• _Task to complete_
Every record should be repeated exactly, except that pictures are left out.

• _Provided records_
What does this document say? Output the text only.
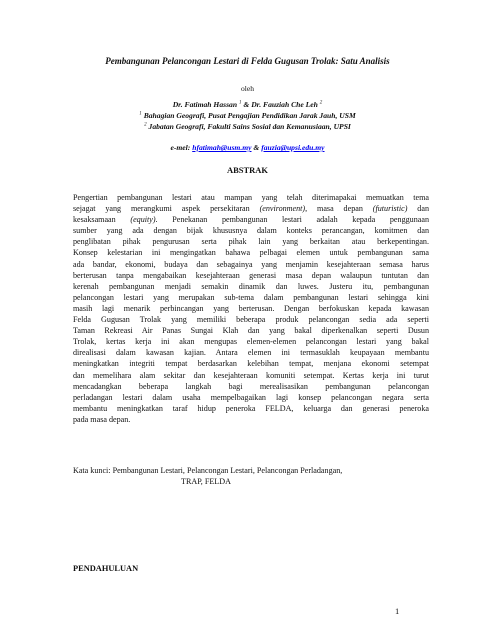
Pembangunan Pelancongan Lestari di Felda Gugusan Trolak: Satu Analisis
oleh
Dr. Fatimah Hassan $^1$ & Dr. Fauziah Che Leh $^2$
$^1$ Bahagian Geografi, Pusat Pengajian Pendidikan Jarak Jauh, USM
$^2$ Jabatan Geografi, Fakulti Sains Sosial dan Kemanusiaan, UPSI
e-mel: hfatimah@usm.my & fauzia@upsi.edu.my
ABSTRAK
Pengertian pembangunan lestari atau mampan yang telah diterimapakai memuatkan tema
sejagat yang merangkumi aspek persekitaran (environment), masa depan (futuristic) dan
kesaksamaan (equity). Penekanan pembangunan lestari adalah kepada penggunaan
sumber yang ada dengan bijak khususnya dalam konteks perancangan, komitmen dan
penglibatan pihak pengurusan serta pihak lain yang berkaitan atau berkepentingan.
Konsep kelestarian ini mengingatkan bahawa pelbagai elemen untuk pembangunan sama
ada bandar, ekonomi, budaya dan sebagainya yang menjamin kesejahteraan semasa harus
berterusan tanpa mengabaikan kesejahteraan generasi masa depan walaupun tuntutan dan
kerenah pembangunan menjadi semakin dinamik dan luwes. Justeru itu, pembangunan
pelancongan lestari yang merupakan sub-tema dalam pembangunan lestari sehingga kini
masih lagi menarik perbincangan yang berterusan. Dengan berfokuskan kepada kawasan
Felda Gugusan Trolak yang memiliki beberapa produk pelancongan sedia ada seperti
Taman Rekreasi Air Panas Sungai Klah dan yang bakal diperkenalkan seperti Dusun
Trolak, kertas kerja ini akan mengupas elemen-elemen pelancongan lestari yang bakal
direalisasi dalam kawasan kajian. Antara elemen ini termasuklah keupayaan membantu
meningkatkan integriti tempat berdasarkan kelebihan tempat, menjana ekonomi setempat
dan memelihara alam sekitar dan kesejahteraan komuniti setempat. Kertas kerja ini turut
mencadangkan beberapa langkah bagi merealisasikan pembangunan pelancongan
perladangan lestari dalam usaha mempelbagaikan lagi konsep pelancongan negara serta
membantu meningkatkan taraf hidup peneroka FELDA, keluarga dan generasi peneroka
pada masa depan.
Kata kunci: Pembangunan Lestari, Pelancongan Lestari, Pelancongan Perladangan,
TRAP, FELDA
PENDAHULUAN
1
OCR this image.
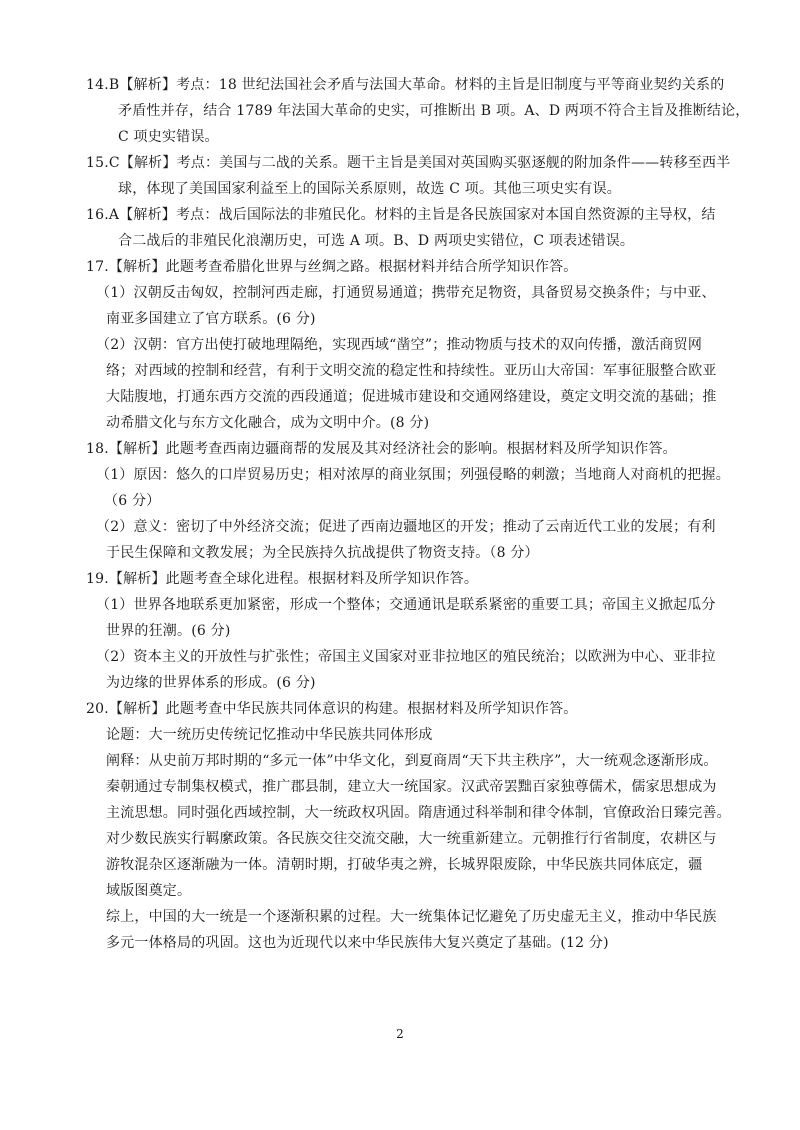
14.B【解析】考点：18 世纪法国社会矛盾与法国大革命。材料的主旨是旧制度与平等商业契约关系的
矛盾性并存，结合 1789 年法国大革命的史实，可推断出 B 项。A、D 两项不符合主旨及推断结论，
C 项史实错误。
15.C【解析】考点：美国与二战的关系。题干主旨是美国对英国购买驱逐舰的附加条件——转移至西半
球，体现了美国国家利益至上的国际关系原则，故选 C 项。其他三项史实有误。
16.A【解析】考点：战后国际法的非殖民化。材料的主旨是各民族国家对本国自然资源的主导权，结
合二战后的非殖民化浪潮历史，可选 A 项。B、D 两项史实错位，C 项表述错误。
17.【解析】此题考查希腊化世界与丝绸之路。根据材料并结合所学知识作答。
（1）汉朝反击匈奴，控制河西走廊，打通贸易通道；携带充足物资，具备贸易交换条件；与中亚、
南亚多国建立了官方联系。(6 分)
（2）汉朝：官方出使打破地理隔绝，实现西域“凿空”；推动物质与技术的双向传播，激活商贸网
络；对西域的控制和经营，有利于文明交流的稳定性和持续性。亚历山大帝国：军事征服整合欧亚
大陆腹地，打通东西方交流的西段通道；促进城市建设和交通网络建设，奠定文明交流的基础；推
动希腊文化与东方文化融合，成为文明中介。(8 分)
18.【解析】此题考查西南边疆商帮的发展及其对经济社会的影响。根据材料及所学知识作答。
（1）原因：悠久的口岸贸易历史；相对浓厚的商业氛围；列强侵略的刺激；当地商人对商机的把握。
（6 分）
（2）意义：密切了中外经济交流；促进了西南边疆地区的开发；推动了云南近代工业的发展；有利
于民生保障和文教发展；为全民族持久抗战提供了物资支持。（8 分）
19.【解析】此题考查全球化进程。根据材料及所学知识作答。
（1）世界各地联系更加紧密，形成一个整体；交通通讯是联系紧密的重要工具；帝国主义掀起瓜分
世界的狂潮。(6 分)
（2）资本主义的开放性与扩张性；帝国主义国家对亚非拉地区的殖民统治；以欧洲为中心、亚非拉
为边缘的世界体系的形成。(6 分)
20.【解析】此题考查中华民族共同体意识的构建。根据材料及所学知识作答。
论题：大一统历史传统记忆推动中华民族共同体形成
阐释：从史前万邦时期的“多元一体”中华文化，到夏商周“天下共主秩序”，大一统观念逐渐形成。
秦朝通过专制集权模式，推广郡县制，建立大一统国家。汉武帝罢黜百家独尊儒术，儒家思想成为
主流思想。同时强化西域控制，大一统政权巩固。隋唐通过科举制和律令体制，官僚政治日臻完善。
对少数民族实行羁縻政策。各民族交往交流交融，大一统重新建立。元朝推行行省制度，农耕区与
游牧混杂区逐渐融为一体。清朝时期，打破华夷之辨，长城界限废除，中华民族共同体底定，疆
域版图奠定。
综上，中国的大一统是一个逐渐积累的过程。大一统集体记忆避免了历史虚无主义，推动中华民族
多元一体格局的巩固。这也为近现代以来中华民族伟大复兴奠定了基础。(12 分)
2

• _Answer for this exercise_
What does this document say? Output the text only.
Pembangunan Pelancongan Lestari di Felda Gugusan Trolak: Satu Analisis
oleh
Dr. Fatimah Hassan $^1$ & Dr. Fauziah Che Leh $^2$
$^1$ Bahagian Geografi, Pusat Pengajian Pendidikan Jarak Jauh, USM
$^2$ Jabatan Geografi, Fakulti Sains Sosial dan Kemanusiaan, UPSI
e-mel: hfatimah@usm.my & fauzia@upsi.edu.my
ABSTRAK
Pengertian pembangunan lestari atau mampan yang telah diterimapakai memuatkan tema
sejagat yang merangkumi aspek persekitaran (environment), masa depan (futuristic) dan
kesaksamaan (equity). Penekanan pembangunan lestari adalah kepada penggunaan
sumber yang ada dengan bijak khususnya dalam konteks perancangan, komitmen dan
penglibatan pihak pengurusan serta pihak lain yang berkaitan atau berkepentingan.
Konsep kelestarian ini mengingatkan bahawa pelbagai elemen untuk pembangunan sama
ada bandar, ekonomi, budaya dan sebagainya yang menjamin kesejahteraan semasa harus
berterusan tanpa mengabaikan kesejahteraan generasi masa depan walaupun tuntutan dan
kerenah pembangunan menjadi semakin dinamik dan luwes. Justeru itu, pembangunan
pelancongan lestari yang merupakan sub-tema dalam pembangunan lestari sehingga kini
masih lagi menarik perbincangan yang berterusan. Dengan berfokuskan kepada kawasan
Felda Gugusan Trolak yang memiliki beberapa produk pelancongan sedia ada seperti
Taman Rekreasi Air Panas Sungai Klah dan yang bakal diperkenalkan seperti Dusun
Trolak, kertas kerja ini akan mengupas elemen-elemen pelancongan lestari yang bakal
direalisasi dalam kawasan kajian. Antara elemen ini termasuklah keupayaan membantu
meningkatkan integriti tempat berdasarkan kelebihan tempat, menjana ekonomi setempat
dan memelihara alam sekitar dan kesejahteraan komuniti setempat. Kertas kerja ini turut
mencadangkan beberapa langkah bagi merealisasikan pembangunan pelancongan
perladangan lestari dalam usaha mempelbagaikan lagi konsep pelancongan negara serta
membantu meningkatkan taraf hidup peneroka FELDA, keluarga dan generasi peneroka
pada masa depan.
Kata kunci: Pembangunan Lestari, Pelancongan Lestari, Pelancongan Perladangan,
TRAP, FELDA
PENDAHULUAN
1
OCR this image.
14.B【解析】考点：18 世纪法国社会矛盾与法国大革命。材料的主旨是旧制度与平等商业契约关系的
矛盾性并存，结合 1789 年法国大革命的史实，可推断出 B 项。A、D 两项不符合主旨及推断结论，
C 项史实错误。
15.C【解析】考点：美国与二战的关系。题干主旨是美国对英国购买驱逐舰的附加条件——转移至西半
球，体现了美国国家利益至上的国际关系原则，故选 C 项。其他三项史实有误。
16.A【解析】考点：战后国际法的非殖民化。材料的主旨是各民族国家对本国自然资源的主导权，结
合二战后的非殖民化浪潮历史，可选 A 项。B、D 两项史实错位，C 项表述错误。
17.【解析】此题考查希腊化世界与丝绸之路。根据材料并结合所学知识作答。
（1）汉朝反击匈奴，控制河西走廊，打通贸易通道；携带充足物资，具备贸易交换条件；与中亚、
南亚多国建立了官方联系。(6 分)
（2）汉朝：官方出使打破地理隔绝，实现西域“凿空”；推动物质与技术的双向传播，激活商贸网
络；对西域的控制和经营，有利于文明交流的稳定性和持续性。亚历山大帝国：军事征服整合欧亚
大陆腹地，打通东西方交流的西段通道；促进城市建设和交通网络建设，奠定文明交流的基础；推
动希腊文化与东方文化融合，成为文明中介。(8 分)
18.【解析】此题考查西南边疆商帮的发展及其对经济社会的影响。根据材料及所学知识作答。
（1）原因：悠久的口岸贸易历史；相对浓厚的商业氛围；列强侵略的刺激；当地商人对商机的把握。
（6 分）
（2）意义：密切了中外经济交流；促进了西南边疆地区的开发；推动了云南近代工业的发展；有利
于民生保障和文教发展；为全民族持久抗战提供了物资支持。（8 分）
19.【解析】此题考查全球化进程。根据材料及所学知识作答。
（1）世界各地联系更加紧密，形成一个整体；交通通讯是联系紧密的重要工具；帝国主义掀起瓜分
世界的狂潮。(6 分)
（2）资本主义的开放性与扩张性；帝国主义国家对亚非拉地区的殖民统治；以欧洲为中心、亚非拉
为边缘的世界体系的形成。(6 分)
20.【解析】此题考查中华民族共同体意识的构建。根据材料及所学知识作答。
论题：大一统历史传统记忆推动中华民族共同体形成
阐释：从史前万邦时期的“多元一体”中华文化，到夏商周“天下共主秩序”，大一统观念逐渐形成。
秦朝通过专制集权模式，推广郡县制，建立大一统国家。汉武帝罢黜百家独尊儒术，儒家思想成为
主流思想。同时强化西域控制，大一统政权巩固。隋唐通过科举制和律令体制，官僚政治日臻完善。
对少数民族实行羁縻政策。各民族交往交流交融，大一统重新建立。元朝推行行省制度，农耕区与
游牧混杂区逐渐融为一体。清朝时期，打破华夷之辨，长城界限废除，中华民族共同体底定，疆
域版图奠定。
综上，中国的大一统是一个逐渐积累的过程。大一统集体记忆避免了历史虚无主义，推动中华民族
多元一体格局的巩固。这也为近现代以来中华民族伟大复兴奠定了基础。(12 分)
2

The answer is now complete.